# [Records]
'''
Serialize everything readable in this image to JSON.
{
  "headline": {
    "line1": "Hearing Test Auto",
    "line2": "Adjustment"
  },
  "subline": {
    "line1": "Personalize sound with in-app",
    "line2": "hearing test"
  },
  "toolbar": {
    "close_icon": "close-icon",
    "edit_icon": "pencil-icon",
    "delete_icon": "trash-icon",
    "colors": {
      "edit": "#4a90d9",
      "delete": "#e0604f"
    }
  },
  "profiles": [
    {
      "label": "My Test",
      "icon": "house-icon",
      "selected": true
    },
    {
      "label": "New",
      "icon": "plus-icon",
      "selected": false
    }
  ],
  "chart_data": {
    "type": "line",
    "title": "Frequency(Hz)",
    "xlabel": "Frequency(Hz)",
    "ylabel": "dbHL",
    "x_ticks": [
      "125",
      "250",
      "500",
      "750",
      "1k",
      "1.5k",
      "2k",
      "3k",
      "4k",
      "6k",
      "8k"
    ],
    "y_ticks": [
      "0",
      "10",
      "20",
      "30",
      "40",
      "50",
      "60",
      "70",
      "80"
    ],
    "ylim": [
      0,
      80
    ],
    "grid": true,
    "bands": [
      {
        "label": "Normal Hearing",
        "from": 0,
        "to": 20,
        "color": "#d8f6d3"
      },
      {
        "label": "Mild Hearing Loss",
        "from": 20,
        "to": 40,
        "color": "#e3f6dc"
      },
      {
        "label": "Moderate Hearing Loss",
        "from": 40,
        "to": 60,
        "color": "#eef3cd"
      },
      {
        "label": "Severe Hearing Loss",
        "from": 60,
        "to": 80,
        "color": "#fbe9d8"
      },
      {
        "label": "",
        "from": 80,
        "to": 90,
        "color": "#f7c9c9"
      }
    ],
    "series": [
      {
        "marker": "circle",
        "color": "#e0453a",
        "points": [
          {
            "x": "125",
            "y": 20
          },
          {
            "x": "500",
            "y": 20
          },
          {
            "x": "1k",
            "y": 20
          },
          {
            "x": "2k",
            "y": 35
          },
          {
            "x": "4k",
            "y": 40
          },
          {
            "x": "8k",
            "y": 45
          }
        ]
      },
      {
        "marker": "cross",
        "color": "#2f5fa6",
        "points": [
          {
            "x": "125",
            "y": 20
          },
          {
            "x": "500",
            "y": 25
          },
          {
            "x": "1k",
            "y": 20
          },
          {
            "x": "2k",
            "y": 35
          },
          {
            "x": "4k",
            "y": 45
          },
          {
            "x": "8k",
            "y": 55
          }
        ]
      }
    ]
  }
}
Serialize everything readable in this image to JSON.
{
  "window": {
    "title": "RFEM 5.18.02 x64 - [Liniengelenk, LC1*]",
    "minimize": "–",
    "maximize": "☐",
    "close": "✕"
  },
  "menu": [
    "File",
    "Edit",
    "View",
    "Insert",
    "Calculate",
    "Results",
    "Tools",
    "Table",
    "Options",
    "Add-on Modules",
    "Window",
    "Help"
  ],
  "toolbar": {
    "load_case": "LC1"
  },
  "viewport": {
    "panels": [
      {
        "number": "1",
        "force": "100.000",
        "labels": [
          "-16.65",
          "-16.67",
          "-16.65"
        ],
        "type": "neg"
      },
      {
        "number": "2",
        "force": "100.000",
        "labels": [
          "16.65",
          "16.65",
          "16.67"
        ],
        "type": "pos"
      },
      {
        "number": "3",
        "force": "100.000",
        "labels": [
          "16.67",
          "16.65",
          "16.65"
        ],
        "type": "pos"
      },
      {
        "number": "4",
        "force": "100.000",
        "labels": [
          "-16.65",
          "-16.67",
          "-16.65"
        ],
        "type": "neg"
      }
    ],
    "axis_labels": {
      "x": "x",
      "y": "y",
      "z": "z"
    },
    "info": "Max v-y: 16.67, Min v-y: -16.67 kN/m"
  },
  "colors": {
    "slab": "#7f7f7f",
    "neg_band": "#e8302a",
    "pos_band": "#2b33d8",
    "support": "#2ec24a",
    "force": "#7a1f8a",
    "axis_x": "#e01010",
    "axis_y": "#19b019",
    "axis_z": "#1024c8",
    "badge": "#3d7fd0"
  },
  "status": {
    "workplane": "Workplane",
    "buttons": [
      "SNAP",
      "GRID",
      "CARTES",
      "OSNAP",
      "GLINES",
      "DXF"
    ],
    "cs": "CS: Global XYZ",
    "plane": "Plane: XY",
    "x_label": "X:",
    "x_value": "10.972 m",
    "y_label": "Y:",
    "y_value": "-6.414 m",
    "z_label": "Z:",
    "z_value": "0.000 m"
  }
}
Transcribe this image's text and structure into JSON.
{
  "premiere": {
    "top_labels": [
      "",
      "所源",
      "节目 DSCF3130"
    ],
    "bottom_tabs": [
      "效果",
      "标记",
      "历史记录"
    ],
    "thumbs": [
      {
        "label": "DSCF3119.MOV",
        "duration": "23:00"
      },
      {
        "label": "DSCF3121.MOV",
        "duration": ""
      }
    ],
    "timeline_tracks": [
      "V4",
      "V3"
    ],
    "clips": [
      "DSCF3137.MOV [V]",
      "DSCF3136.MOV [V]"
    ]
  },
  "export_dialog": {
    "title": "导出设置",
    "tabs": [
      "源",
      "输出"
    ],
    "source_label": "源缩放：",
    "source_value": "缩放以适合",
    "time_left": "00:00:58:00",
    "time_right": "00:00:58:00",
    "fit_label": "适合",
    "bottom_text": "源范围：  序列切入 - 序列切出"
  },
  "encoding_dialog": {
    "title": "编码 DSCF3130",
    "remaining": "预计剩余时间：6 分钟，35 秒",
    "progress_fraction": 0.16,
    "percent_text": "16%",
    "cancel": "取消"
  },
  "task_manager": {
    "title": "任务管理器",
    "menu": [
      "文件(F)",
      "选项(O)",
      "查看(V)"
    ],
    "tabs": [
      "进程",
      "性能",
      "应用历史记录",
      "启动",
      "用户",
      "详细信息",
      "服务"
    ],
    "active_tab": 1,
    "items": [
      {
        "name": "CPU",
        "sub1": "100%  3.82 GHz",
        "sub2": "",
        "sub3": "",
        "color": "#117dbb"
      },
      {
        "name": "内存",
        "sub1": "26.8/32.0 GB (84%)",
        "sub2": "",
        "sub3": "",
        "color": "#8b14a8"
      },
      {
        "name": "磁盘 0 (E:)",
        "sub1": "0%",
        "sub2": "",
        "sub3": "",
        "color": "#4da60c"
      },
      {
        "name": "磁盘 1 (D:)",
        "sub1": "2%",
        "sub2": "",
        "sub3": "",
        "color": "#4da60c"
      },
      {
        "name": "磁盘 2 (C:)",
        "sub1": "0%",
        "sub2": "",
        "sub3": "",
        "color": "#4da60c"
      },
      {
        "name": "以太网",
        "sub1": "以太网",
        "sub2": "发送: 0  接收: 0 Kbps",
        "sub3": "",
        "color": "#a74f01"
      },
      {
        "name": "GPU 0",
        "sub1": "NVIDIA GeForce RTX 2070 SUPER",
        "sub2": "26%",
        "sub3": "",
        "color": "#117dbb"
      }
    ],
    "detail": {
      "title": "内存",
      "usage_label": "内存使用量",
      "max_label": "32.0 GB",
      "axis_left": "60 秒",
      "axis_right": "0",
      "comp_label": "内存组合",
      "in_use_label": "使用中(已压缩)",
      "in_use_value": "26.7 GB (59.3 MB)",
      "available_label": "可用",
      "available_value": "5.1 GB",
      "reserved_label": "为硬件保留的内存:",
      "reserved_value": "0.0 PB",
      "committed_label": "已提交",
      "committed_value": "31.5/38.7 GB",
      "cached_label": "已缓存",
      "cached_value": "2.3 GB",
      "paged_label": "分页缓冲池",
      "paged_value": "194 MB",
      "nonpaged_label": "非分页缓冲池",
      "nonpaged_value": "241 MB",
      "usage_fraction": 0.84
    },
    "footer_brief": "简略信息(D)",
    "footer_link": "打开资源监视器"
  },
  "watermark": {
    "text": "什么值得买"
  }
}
'''
Which lines contain "name"? Copy each of them out.

# [OUTPUT FOR THIS EXERCISE]
        "name": "CPU",
        "name": "内存",
        "name": "磁盘 0 (E:)",
        "name": "磁盘 1 (D:)",
        "name": "磁盘 2 (C:)",
        "name": "以太网",
        "name": "GPU 0",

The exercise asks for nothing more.